Exercise objective - From the text on the 37th Division, reproduce the passage between "- 37th Division, in" and "Regiment, in Cleveland (OH)", inclusive.

** Opening Given text block **

On 15 October 1940, the 37th Division was inducted into federal service at home stations and then assembled at Camp Shelby in Mississippi. At the time the division still retained its World War I square organization and consisted of the following units.

37th Division square organization (click to enlarge)

- 37th Division, in Columbus (OH)
  - 37th Division Headquarters
  - 73rd Infantry Brigade, in Cleveland (OH)
    - Headquarters and Headquarters Company, in Wooster (OH)
    - 145th Infantry Regiment, in Cleveland (OH)
      - Headquarters and Headquarters Company
      - 3× Infantry battalions
        - each battalion consists of: 1× Headquarters and Headquarters Detachment, 3× Rifle companies, 1× Weapons Company
      - Anti-Tank Company (M3 37mm Anti-Tank guns)
      - Service Company
    - 148th Infantry Regiment, in Columbus (OH)
      - same organization as 145th Infantry Regiment
  - 74th Infantry Brigade, in Columbus (OH)
    - Headquarters and Headquarters Company, in Columbus (OH)
    - 147th Infantry Regiment, in Cincinnati (OH)

** Closing Given text block **
** Opening Given data block **

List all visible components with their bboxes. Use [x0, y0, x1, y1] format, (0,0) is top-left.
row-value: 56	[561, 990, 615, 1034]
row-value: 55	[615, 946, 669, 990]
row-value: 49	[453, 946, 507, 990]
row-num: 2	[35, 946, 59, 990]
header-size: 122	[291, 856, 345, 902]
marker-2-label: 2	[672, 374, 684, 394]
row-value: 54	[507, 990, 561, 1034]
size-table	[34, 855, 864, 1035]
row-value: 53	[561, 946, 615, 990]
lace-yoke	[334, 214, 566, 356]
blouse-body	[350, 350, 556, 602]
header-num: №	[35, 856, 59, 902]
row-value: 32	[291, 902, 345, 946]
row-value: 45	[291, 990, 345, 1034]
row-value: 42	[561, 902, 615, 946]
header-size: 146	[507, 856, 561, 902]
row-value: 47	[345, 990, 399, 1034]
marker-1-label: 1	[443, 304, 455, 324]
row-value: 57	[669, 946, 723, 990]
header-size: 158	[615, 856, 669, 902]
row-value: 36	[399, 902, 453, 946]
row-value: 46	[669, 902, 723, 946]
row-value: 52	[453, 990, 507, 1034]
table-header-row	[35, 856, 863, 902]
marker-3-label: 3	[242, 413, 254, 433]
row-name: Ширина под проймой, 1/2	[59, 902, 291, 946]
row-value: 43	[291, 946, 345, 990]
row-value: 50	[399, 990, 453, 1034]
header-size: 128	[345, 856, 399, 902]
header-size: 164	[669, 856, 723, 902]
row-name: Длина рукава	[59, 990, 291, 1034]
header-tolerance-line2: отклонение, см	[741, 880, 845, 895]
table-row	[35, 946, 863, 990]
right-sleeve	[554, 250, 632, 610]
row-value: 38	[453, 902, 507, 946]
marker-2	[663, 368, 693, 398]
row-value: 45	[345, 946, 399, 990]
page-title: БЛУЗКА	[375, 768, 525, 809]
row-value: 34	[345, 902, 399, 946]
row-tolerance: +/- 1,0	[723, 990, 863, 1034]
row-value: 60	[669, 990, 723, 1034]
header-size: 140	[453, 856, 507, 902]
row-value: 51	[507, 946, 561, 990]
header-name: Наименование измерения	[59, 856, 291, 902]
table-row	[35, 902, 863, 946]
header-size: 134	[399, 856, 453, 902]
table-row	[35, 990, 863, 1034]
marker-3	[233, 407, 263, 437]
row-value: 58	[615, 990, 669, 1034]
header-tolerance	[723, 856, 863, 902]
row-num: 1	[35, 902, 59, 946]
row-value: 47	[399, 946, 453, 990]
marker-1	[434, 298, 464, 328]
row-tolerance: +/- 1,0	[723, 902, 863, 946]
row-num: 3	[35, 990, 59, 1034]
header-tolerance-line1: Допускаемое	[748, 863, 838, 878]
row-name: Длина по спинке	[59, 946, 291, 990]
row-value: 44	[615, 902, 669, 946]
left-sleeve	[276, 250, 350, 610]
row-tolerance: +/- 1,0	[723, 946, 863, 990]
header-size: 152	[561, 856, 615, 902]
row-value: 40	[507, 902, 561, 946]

** Closing Given data block **

Answer to this task -
- 37th Division, in Columbus (OH)
  - 37th Division Headquarters
  - 73rd Infantry Brigade, in Cleveland (OH)
    - Headquarters and Headquarters Company, in Wooster (OH)
    - 145th Infantry Regiment, in Cleveland (OH)